• _Given task_: Search the records below for the word "JSON" and show every line where it occurs.

• _Supplied records_:
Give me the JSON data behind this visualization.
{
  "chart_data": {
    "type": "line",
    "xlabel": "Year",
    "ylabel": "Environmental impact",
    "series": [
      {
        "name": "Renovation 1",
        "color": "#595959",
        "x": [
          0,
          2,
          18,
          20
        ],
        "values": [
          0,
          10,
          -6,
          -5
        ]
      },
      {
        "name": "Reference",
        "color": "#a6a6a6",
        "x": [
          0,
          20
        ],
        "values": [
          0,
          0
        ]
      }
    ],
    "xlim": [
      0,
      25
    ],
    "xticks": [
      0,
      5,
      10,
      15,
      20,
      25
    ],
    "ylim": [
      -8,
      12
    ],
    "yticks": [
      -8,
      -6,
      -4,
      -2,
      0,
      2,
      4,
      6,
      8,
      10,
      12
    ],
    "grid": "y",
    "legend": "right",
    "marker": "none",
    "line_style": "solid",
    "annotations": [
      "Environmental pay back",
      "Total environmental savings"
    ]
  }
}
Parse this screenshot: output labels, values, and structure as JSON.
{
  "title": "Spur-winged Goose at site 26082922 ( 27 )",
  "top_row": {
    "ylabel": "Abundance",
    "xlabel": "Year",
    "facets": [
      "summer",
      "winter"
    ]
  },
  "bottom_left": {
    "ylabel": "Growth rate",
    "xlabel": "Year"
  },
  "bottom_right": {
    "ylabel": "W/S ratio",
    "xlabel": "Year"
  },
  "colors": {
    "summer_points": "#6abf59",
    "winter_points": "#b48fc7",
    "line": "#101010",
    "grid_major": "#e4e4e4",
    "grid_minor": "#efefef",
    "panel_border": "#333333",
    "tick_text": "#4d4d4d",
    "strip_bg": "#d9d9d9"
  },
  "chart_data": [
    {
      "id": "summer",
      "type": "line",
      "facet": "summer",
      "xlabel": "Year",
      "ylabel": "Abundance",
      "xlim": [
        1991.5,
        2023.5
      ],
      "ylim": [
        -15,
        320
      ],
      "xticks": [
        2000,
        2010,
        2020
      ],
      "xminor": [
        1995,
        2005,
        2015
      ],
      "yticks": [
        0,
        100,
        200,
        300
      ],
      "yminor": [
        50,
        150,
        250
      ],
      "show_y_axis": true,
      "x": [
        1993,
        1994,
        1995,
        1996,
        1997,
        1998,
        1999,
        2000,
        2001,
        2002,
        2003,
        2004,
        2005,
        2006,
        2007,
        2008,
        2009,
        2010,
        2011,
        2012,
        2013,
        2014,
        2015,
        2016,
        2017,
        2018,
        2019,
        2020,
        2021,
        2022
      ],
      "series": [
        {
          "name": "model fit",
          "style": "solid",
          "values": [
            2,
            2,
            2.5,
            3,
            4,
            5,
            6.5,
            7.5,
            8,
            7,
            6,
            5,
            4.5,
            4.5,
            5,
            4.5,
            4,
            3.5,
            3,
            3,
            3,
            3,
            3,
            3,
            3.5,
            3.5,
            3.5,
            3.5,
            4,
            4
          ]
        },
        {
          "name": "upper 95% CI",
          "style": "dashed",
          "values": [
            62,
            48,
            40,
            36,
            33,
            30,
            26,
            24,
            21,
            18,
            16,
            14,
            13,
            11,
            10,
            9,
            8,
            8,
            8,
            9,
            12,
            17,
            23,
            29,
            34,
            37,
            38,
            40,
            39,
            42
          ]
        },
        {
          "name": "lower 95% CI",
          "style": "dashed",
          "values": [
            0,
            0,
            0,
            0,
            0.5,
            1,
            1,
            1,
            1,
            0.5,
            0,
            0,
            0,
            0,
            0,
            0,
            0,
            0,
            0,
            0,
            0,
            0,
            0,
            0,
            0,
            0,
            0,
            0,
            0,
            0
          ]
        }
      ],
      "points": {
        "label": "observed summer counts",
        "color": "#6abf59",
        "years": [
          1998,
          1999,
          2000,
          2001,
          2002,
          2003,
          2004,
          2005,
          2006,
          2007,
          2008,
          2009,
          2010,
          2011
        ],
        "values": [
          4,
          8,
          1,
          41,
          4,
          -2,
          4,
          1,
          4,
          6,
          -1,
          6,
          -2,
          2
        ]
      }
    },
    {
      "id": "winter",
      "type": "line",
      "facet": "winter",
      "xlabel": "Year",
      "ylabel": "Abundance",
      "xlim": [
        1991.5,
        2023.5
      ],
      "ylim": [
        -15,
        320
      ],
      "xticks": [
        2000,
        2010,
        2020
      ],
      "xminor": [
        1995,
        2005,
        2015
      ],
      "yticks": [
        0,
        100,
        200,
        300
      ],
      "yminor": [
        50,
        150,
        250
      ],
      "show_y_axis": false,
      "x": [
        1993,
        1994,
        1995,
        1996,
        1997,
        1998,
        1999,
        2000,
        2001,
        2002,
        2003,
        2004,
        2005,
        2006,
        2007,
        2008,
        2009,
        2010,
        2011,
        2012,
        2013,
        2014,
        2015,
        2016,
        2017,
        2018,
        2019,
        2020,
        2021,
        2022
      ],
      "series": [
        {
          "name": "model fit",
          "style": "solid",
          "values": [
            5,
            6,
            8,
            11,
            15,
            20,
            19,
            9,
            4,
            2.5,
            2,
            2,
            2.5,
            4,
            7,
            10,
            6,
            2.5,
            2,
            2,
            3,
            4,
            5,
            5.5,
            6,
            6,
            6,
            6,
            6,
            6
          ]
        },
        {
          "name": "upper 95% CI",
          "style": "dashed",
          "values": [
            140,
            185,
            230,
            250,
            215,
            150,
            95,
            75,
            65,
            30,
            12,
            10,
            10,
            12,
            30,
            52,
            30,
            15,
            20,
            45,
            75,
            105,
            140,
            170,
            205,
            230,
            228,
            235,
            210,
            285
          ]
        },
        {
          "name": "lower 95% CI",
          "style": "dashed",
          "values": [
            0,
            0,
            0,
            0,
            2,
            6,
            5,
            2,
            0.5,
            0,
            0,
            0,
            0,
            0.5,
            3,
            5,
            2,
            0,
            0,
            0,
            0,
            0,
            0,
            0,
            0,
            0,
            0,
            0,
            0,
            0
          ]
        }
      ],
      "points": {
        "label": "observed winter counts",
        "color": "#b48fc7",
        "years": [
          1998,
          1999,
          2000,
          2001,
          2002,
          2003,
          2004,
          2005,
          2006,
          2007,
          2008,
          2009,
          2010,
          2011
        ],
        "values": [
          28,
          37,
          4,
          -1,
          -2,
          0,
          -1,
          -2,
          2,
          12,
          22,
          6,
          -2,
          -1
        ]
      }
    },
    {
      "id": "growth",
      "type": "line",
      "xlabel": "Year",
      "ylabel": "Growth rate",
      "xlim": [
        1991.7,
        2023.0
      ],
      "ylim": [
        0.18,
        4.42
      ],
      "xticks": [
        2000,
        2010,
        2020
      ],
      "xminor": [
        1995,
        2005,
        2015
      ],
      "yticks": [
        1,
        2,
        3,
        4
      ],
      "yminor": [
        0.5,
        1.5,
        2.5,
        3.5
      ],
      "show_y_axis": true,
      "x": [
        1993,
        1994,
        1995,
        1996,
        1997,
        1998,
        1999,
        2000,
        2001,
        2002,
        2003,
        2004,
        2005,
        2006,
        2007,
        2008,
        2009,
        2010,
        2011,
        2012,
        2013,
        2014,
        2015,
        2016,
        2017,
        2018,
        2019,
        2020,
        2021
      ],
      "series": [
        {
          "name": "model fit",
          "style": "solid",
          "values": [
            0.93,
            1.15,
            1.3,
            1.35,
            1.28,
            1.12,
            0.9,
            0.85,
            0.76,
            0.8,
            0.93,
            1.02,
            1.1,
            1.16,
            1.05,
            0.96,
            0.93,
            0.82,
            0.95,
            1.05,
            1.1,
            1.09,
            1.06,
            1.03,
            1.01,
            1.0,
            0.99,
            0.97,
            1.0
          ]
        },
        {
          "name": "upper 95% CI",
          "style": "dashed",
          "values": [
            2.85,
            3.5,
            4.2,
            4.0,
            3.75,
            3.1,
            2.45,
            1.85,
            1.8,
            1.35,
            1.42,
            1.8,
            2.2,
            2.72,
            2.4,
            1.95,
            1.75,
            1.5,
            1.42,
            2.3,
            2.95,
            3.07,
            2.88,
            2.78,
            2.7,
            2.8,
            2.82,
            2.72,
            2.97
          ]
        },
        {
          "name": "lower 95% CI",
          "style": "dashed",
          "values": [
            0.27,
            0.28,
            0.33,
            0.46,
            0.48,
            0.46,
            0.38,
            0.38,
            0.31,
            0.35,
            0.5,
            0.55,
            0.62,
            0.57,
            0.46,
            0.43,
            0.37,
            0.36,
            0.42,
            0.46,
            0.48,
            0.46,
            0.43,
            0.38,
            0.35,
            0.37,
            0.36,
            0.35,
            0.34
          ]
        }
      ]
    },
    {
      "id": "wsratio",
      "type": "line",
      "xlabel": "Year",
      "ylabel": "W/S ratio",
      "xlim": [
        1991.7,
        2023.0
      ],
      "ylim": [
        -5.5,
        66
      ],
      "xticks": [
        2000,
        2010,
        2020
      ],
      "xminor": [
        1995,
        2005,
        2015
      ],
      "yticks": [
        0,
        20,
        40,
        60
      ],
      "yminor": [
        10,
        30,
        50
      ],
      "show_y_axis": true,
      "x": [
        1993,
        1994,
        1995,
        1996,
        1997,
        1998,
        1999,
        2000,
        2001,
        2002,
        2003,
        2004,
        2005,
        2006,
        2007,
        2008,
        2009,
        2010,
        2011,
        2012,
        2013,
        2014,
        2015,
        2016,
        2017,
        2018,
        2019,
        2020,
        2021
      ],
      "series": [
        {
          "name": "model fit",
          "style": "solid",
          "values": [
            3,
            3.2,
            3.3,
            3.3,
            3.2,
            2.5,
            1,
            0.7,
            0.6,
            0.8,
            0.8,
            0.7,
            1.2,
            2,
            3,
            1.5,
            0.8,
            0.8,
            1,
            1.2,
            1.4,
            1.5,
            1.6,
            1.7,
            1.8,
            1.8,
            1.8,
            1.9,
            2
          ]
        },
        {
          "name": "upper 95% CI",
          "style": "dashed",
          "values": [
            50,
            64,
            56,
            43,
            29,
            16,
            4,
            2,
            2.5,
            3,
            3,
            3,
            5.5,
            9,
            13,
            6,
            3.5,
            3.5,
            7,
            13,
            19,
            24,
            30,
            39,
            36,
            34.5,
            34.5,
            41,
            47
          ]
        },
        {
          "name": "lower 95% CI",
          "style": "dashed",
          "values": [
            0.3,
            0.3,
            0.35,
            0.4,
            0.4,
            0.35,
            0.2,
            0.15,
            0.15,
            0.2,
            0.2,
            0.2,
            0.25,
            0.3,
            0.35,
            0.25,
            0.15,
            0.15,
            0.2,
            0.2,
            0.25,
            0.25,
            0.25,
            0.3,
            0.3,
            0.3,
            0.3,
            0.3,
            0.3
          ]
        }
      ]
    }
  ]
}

• _Solved problem_:
Give me the JSON data behind this visualization.
Parse this screenshot: output labels, values, and structure as JSON.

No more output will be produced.